▶ Request: Write out each entry again. Keep every word exactly as it is.

▶ Provided information:
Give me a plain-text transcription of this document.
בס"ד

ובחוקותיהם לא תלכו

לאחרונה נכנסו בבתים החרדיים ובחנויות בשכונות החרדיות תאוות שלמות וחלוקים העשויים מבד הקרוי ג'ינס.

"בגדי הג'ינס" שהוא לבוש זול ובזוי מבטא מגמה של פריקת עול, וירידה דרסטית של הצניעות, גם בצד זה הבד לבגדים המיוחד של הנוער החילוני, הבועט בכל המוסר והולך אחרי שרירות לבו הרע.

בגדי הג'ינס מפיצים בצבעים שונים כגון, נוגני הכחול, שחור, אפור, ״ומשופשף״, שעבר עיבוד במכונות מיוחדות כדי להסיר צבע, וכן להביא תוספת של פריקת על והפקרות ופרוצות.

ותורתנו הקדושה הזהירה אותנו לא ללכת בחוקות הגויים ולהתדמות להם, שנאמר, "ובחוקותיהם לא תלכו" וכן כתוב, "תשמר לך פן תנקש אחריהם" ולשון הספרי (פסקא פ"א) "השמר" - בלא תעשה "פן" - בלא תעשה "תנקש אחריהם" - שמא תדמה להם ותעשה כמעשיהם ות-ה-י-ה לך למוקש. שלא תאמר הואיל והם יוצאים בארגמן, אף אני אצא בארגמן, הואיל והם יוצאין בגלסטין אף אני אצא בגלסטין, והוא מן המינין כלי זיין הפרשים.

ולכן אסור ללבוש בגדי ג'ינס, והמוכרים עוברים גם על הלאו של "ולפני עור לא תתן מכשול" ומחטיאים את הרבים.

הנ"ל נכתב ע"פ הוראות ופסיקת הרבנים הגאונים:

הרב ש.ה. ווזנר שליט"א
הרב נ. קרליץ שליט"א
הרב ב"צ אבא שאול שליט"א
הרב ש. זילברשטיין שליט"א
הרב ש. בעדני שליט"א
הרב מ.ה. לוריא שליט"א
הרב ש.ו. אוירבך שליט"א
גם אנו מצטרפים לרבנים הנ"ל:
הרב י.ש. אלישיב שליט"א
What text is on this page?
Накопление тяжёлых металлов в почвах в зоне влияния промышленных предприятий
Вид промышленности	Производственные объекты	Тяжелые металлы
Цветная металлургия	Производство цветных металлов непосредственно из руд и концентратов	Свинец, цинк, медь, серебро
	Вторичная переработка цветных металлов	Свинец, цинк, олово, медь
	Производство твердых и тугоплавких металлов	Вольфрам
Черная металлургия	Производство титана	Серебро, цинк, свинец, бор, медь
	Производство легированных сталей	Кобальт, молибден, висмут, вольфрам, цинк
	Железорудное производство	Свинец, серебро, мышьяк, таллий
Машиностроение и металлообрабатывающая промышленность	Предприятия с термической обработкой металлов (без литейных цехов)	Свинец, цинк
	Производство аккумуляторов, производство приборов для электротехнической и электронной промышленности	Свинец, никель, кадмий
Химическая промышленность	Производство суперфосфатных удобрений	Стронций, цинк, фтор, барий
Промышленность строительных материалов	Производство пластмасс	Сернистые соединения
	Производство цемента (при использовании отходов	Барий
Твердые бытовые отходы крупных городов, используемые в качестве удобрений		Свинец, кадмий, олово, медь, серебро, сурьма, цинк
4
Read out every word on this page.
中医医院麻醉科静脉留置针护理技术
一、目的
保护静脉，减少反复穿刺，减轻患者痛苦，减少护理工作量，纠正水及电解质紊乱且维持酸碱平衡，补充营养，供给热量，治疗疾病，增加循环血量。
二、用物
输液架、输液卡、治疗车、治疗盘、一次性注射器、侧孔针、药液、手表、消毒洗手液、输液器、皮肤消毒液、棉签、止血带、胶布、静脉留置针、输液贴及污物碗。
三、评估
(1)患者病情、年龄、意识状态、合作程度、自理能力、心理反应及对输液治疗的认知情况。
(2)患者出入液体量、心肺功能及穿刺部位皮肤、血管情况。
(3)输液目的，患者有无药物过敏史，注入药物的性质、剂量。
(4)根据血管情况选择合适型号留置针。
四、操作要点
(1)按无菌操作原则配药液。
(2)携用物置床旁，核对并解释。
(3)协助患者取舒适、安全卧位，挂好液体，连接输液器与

▶ Worked solution:
Give me a plain-text transcription of this document.
בס"ד

ובחוקותיהם לא תלכו

לאחרונה נכנסו בבתים החרדיים ובחנויות בשכונות החרדיות תאוות שלמות וחלוקים העשויים מבד הקרוי ג'ינס.

"בגדי הג'ינס" שהוא לבוש זול ובזוי מבטא מגמה של פריקת עול, וירידה דרסטית של הצניעות, גם בצד זה הבד לבגדים המיוחד של הנוער החילוני, הבועט בכל המוסר והולך אחרי שרירות לבו הרע.

בגדי הג'ינס מפיצים בצבעים שונים כגון, נוגני הכחול, שחור, אפור, ״ומשופשף״, שעבר עיבוד במכונות מיוחדות כדי להסיר צבע, וכן להביא תוספת של פריקת על והפקרות ופרוצות.

ותורתנו הקדושה הזהירה אותנו לא ללכת בחוקות הגויים ולהתדמות להם, שנאמר, "ובחוקותיהם לא תלכו" וכן כתוב, "תשמר לך פן תנקש אחריהם" ולשון הספרי (פסקא פ"א) "השמר" - בלא תעשה "פן" - בלא תעשה "תנקש אחריהם" - שמא תדמה להם ותעשה כמעשיהם ות-ה-י-ה לך למוקש. שלא תאמר הואיל והם יוצאים בארגמן, אף אני אצא בארגמן, הואיל והם יוצאין בגלסטין אף אני אצא בגלסטין, והוא מן המינין כלי זיין הפרשים.

ולכן אסור ללבוש בגדי ג'ינס, והמוכרים עוברים גם על הלאו של "ולפני עור לא תתן מכשול" ומחטיאים את הרבים.

הנ"ל נכתב ע"פ הוראות ופסיקת הרבנים הגאונים:

הרב ש.ה. ווזנר שליט"א
הרב נ. קרליץ שליט"א
הרב ב"צ אבא שאול שליט"א
הרב ש. זילברשטיין שליט"א
הרב ש. בעדני שליט"א
הרב מ.ה. לוריא שליט"א
הרב ש.ו. אוירבך שליט"א
גם אנו מצטרפים לרבנים הנ"ל:
הרב י.ש. אלישיב שליט"א
What text is on this page?
Накопление тяжёлых металлов в почвах в зоне влияния промышленных предприятий
Вид промышленности	Производственные объекты	Тяжелые металлы
Цветная металлургия	Производство цветных металлов непосредственно из руд и концентратов	Свинец, цинк, медь, серебро
	Вторичная переработка цветных металлов	Свинец, цинк, олово, медь
	Производство твердых и тугоплавких металлов	Вольфрам
Черная металлургия	Производство титана	Серебро, цинк, свинец, бор, медь
	Производство легированных сталей	Кобальт, молибден, висмут, вольфрам, цинк
	Железорудное производство	Свинец, серебро, мышьяк, таллий
Машиностроение и металлообрабатывающая промышленность	Предприятия с термической обработкой металлов (без литейных цехов)	Свинец, цинк
	Производство аккумуляторов, производство приборов для электротехнической и электронной промышленности	Свинец, никель, кадмий
Химическая промышленность	Производство суперфосфатных удобрений	Стронций, цинк, фтор, барий
Промышленность строительных материалов	Производство пластмасс	Сернистые соединения
	Производство цемента (при использовании отходов	Барий
Твердые бытовые отходы крупных городов, используемые в качестве удобрений		Свинец, кадмий, олово, медь, серебро, сурьма, цинк
4
Read out every word on this page.
中医医院麻醉科静脉留置针护理技术
一、目的
保护静脉，减少反复穿刺，减轻患者痛苦，减少护理工作量，纠正水及电解质紊乱且维持酸碱平衡，补充营养，供给热量，治疗疾病，增加循环血量。
二、用物
输液架、输液卡、治疗车、治疗盘、一次性注射器、侧孔针、药液、手表、消毒洗手液、输液器、皮肤消毒液、棉签、止血带、胶布、静脉留置针、输液贴及污物碗。
三、评估
(1)患者病情、年龄、意识状态、合作程度、自理能力、心理反应及对输液治疗的认知情况。
(2)患者出入液体量、心肺功能及穿刺部位皮肤、血管情况。
(3)输液目的，患者有无药物过敏史，注入药物的性质、剂量。
(4)根据血管情况选择合适型号留置针。
四、操作要点
(1)按无菌操作原则配药液。
(2)携用物置床旁，核对并解释。
(3)协助患者取舒适、安全卧位，挂好液体，连接输液器与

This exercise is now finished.